>> START Raw records

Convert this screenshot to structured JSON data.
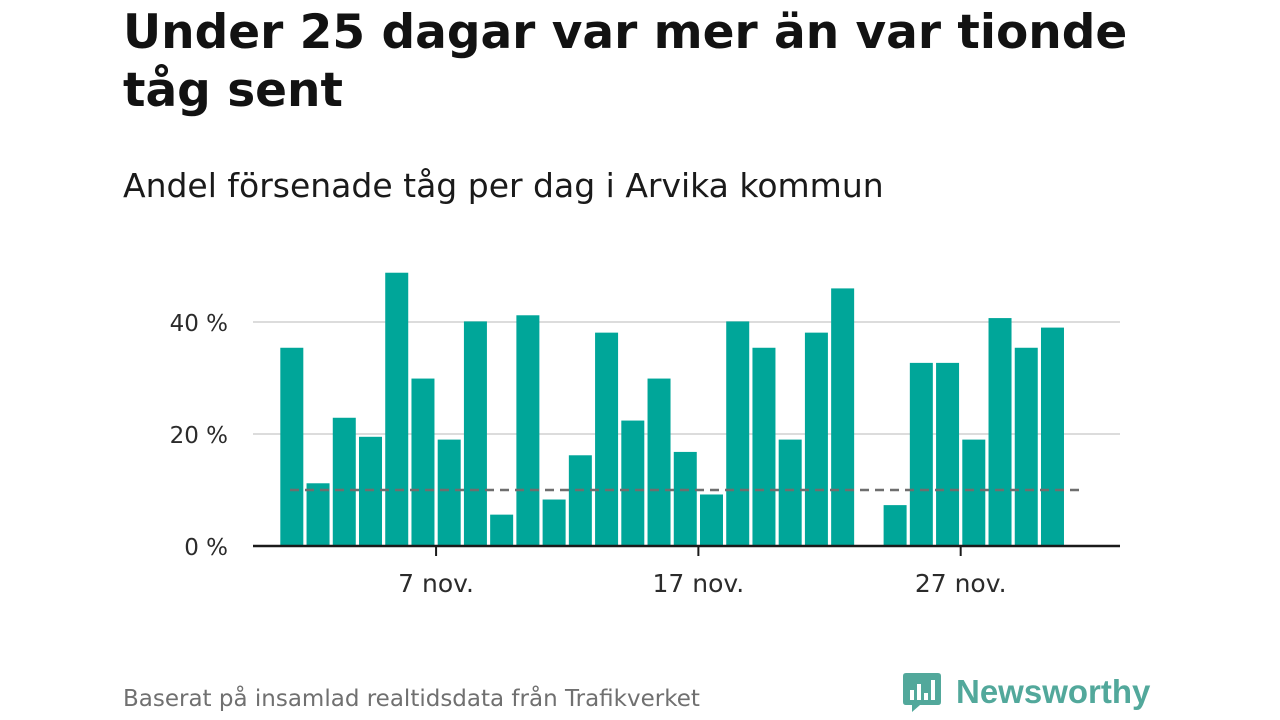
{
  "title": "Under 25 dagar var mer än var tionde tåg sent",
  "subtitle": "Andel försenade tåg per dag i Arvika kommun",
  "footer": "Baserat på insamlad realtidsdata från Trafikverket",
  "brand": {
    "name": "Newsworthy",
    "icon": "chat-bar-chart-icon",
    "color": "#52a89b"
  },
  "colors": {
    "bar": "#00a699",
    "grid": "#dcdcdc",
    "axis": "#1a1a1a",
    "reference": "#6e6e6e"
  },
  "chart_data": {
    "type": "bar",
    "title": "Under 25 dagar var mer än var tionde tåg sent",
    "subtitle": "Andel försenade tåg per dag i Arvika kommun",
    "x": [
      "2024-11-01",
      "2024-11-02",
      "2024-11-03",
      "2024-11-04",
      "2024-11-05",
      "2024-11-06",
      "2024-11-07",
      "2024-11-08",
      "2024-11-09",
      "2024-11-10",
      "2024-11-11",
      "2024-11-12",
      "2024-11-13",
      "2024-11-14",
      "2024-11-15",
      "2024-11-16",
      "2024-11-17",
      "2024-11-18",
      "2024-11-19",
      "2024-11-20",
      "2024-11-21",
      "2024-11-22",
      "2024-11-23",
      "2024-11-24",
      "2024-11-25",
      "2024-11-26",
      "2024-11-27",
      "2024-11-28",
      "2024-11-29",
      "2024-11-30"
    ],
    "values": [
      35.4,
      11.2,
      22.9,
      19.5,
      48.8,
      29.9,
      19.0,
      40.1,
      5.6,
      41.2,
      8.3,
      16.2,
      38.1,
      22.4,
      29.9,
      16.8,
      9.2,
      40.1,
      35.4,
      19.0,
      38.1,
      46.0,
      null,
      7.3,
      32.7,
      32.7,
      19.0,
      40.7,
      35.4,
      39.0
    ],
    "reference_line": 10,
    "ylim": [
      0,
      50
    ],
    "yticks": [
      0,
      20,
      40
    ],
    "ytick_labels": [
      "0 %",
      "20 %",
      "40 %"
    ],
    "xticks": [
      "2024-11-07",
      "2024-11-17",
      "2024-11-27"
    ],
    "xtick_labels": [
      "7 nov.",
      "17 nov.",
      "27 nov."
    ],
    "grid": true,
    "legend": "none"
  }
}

>> END Raw records
>> START Raw records

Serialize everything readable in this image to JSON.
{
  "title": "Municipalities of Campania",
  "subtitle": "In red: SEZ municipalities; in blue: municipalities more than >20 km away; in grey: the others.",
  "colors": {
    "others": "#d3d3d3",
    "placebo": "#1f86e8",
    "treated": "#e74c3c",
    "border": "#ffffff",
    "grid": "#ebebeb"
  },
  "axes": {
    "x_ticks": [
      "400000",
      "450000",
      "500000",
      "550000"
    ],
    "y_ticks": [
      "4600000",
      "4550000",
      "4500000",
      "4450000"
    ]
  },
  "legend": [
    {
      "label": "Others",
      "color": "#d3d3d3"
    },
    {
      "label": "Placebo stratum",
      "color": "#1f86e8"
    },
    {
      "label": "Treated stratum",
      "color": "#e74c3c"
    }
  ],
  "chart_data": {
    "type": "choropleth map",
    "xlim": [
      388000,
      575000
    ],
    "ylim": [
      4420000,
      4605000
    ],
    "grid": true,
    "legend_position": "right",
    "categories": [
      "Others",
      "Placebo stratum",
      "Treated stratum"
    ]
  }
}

>> END Raw records
>> START Raw records

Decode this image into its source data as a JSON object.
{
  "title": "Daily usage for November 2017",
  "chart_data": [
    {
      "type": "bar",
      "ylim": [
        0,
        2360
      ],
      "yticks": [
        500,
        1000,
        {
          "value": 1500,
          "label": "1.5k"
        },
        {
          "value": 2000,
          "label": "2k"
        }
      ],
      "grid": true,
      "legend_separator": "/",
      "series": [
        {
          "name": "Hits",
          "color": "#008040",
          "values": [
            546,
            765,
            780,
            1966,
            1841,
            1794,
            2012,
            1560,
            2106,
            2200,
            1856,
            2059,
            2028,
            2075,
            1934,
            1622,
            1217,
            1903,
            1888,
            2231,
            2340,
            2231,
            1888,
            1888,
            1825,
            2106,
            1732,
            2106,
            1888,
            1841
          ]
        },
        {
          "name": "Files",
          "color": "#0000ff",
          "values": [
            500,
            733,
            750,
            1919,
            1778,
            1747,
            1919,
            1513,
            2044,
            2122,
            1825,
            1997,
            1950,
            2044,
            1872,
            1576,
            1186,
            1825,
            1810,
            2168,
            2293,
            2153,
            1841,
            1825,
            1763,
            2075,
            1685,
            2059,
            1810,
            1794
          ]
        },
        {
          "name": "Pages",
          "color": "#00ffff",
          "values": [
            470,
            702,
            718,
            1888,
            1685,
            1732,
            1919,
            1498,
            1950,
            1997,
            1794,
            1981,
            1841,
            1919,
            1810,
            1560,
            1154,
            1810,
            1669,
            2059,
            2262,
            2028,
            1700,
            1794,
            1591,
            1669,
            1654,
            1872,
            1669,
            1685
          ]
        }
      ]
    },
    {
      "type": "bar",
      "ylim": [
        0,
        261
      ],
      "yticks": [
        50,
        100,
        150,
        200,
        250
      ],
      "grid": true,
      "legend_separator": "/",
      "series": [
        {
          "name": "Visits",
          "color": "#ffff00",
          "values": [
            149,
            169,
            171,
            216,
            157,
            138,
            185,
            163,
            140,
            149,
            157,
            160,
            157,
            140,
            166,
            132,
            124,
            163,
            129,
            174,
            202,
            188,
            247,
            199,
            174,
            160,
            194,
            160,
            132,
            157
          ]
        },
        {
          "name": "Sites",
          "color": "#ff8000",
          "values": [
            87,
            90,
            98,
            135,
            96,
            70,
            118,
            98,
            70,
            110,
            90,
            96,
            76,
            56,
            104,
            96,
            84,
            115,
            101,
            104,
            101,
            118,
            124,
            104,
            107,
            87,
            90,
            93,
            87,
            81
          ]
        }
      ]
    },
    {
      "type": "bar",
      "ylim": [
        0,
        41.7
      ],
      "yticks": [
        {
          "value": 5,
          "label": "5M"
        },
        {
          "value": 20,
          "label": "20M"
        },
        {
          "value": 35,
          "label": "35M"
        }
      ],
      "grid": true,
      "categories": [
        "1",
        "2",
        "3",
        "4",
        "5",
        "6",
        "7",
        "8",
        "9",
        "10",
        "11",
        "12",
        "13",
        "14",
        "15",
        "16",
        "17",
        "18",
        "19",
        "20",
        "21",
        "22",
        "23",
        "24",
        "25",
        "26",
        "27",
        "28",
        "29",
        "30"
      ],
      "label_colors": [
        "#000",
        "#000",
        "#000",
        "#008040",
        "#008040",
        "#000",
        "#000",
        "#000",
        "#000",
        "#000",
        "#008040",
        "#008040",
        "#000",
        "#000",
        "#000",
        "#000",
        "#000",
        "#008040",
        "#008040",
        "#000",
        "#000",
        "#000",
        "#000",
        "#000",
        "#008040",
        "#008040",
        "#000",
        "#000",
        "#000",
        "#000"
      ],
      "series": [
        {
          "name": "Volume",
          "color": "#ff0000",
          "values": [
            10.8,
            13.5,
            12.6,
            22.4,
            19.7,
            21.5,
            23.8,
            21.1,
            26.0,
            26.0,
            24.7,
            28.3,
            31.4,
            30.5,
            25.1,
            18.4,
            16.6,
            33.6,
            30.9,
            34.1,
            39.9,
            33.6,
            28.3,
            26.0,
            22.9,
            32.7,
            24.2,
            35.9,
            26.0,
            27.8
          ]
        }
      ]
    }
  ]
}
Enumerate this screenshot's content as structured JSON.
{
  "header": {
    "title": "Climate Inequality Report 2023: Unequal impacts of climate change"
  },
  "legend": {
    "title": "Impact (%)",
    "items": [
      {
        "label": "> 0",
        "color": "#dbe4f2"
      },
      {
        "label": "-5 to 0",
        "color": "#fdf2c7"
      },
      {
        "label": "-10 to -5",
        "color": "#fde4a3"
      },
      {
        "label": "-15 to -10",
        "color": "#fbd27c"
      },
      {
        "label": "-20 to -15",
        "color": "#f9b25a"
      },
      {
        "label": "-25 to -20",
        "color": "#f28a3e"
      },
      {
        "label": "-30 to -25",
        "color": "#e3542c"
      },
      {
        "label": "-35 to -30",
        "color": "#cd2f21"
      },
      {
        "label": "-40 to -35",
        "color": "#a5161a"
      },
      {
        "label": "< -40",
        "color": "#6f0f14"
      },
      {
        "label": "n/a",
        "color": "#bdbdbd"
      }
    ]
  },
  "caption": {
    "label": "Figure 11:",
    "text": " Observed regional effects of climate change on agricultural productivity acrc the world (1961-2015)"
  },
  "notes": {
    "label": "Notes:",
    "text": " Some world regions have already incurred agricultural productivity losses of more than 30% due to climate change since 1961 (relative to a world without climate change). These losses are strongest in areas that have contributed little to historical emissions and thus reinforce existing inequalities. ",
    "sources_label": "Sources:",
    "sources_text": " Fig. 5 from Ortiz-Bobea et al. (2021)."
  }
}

>> END Raw records

#### [What the task requires]
Gather all lines from the records above in which "Under" appears.

#### [Task result]
  "title": "Under 25 dagar var mer än var tionde tåg sent",
    "title": "Under 25 dagar var mer än var tionde tåg sent",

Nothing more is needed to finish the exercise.